Raw records:
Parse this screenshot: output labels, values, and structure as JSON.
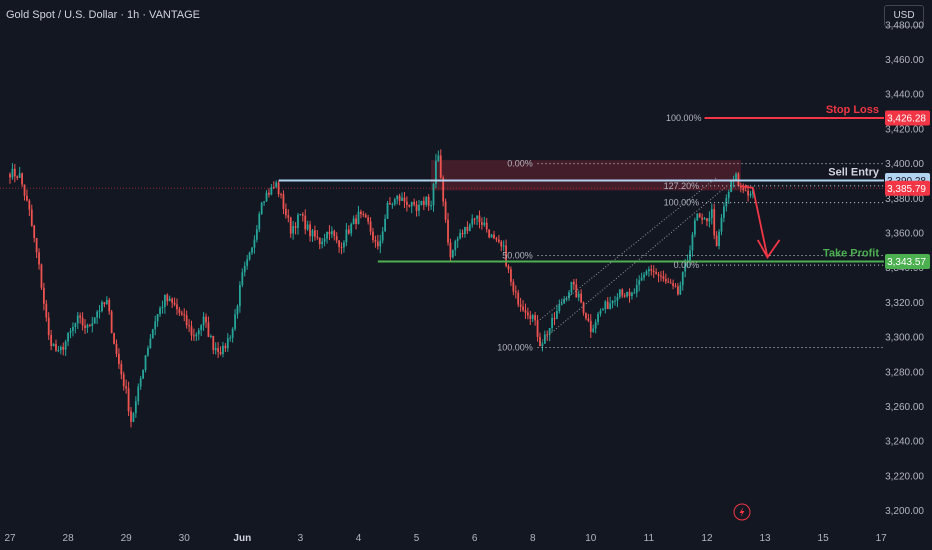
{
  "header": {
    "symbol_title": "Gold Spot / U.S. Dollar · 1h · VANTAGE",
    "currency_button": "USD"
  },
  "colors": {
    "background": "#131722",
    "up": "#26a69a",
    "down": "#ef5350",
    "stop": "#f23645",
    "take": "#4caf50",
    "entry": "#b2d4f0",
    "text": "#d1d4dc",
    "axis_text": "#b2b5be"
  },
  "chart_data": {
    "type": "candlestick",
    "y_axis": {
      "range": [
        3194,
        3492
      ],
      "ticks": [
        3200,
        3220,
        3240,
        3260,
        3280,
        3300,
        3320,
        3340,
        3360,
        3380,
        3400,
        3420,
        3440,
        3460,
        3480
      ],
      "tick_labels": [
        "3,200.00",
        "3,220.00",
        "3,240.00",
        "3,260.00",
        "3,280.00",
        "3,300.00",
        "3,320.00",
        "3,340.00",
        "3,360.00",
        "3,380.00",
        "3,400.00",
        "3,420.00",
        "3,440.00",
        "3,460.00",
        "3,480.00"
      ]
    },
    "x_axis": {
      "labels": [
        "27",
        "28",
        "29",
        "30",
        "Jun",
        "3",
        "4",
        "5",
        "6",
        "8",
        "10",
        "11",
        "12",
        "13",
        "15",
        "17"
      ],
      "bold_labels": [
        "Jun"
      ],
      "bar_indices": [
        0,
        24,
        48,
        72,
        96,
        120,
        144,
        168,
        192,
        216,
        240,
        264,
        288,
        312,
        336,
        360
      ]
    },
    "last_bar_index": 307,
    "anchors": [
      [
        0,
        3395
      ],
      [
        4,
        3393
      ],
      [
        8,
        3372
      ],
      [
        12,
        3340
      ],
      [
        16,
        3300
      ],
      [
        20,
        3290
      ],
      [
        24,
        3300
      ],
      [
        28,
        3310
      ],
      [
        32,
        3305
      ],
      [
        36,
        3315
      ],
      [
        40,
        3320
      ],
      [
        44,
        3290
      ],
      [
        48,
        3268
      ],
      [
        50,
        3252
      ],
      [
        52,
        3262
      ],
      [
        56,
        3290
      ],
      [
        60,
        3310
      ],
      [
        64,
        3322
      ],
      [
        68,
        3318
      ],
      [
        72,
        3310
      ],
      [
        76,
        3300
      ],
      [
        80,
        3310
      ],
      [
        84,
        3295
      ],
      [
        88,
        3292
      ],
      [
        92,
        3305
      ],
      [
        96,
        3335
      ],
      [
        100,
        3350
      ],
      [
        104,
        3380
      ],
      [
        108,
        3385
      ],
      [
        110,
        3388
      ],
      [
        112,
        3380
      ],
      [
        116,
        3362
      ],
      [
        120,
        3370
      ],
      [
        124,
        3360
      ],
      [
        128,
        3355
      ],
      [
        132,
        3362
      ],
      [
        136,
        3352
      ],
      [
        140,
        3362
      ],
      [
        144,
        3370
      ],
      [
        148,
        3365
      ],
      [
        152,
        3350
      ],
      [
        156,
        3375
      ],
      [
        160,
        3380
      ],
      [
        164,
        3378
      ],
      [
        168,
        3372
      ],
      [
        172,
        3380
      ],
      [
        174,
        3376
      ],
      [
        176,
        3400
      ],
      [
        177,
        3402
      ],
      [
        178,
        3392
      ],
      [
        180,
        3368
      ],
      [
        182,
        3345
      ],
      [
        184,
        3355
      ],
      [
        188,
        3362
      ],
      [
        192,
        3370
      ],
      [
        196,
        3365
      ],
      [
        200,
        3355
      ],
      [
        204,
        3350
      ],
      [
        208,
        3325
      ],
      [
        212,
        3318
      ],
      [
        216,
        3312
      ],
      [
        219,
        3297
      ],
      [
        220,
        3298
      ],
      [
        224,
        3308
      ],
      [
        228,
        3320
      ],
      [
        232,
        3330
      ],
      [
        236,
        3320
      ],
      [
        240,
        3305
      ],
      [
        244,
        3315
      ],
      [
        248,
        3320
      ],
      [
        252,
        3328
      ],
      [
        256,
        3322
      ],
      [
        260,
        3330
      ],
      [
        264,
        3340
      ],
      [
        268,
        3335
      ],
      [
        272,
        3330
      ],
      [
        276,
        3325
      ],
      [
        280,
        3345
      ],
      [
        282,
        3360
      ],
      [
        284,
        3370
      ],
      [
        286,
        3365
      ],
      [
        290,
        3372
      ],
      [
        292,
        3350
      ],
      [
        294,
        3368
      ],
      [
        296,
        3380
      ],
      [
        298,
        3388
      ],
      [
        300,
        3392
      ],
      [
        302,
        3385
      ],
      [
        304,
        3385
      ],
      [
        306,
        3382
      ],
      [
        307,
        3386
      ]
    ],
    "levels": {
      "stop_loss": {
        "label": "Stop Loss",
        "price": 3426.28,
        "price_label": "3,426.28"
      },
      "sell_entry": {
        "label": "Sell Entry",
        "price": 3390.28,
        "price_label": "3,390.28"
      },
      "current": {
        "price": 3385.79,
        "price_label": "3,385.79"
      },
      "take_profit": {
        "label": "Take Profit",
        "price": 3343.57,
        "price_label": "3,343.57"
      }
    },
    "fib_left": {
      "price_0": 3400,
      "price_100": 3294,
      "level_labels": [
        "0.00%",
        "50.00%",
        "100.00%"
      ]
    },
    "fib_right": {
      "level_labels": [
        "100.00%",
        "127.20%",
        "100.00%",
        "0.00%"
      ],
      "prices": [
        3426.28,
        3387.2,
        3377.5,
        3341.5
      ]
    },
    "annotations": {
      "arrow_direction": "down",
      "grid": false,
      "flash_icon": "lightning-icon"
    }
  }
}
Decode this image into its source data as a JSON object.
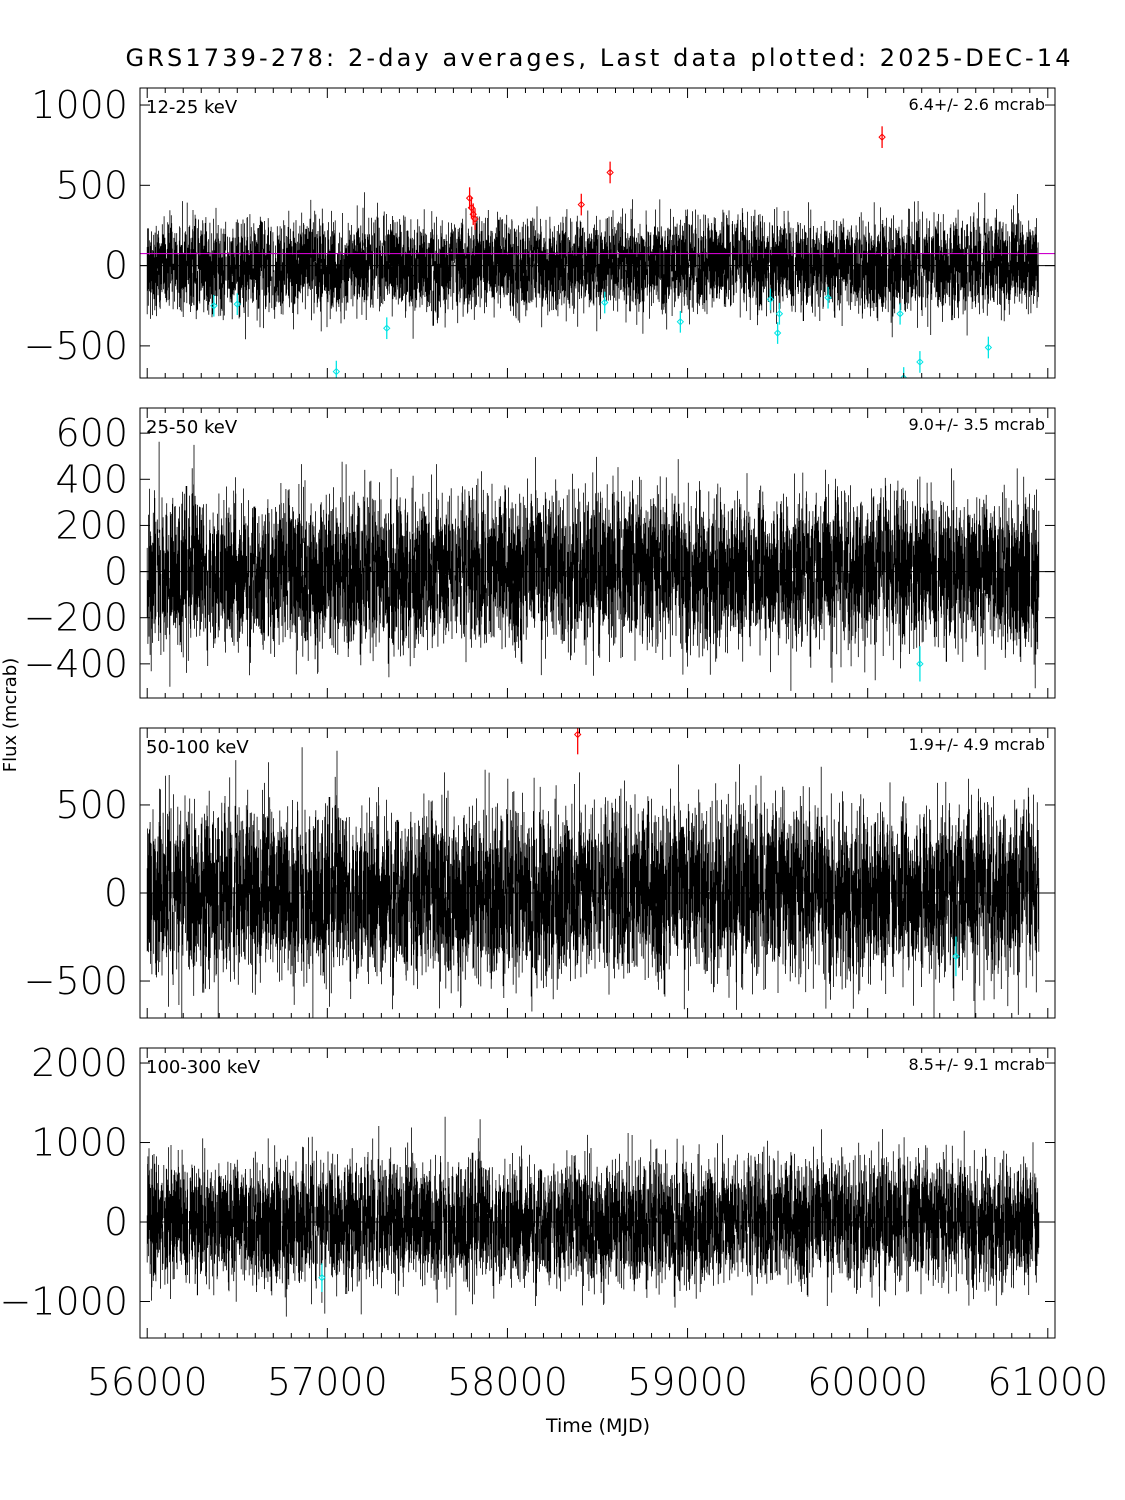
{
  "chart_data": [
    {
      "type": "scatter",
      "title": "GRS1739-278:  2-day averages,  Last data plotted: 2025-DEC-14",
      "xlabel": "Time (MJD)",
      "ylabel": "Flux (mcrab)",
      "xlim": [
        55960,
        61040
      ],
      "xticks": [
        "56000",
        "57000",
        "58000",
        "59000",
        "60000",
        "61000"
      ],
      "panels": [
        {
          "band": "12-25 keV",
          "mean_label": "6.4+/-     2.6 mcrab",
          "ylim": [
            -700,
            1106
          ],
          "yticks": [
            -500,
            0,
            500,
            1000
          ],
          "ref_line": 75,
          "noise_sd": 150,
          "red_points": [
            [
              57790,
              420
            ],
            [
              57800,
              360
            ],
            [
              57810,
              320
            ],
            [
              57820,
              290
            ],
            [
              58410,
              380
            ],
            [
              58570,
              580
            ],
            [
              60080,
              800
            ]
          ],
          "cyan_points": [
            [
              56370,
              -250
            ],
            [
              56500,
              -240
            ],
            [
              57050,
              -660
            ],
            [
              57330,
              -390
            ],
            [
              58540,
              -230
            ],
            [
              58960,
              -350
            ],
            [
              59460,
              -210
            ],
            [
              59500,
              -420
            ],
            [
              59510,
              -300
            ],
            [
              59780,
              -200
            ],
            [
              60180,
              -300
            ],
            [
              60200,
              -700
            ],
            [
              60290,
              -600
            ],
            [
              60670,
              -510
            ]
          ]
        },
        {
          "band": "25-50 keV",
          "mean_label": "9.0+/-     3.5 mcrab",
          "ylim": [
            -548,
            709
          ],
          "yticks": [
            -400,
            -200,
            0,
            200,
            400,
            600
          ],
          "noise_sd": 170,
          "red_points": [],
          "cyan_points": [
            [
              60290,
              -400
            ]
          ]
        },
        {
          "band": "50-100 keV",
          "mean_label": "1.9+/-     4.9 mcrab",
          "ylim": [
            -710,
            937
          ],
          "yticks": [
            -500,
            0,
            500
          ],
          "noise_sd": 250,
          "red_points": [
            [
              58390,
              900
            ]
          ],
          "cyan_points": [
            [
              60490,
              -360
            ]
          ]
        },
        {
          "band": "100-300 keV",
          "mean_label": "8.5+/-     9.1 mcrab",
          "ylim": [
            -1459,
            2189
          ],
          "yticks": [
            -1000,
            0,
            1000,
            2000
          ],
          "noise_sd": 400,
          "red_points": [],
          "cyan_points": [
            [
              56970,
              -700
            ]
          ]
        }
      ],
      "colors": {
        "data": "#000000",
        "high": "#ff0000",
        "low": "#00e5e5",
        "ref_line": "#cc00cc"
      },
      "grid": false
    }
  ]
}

What is being asked: Where a line above includes "band", copy that line.

Solution for this task:
          "band": "12-25 keV",
          "band": "25-50 keV",
          "band": "50-100 keV",
          "band": "100-300 keV",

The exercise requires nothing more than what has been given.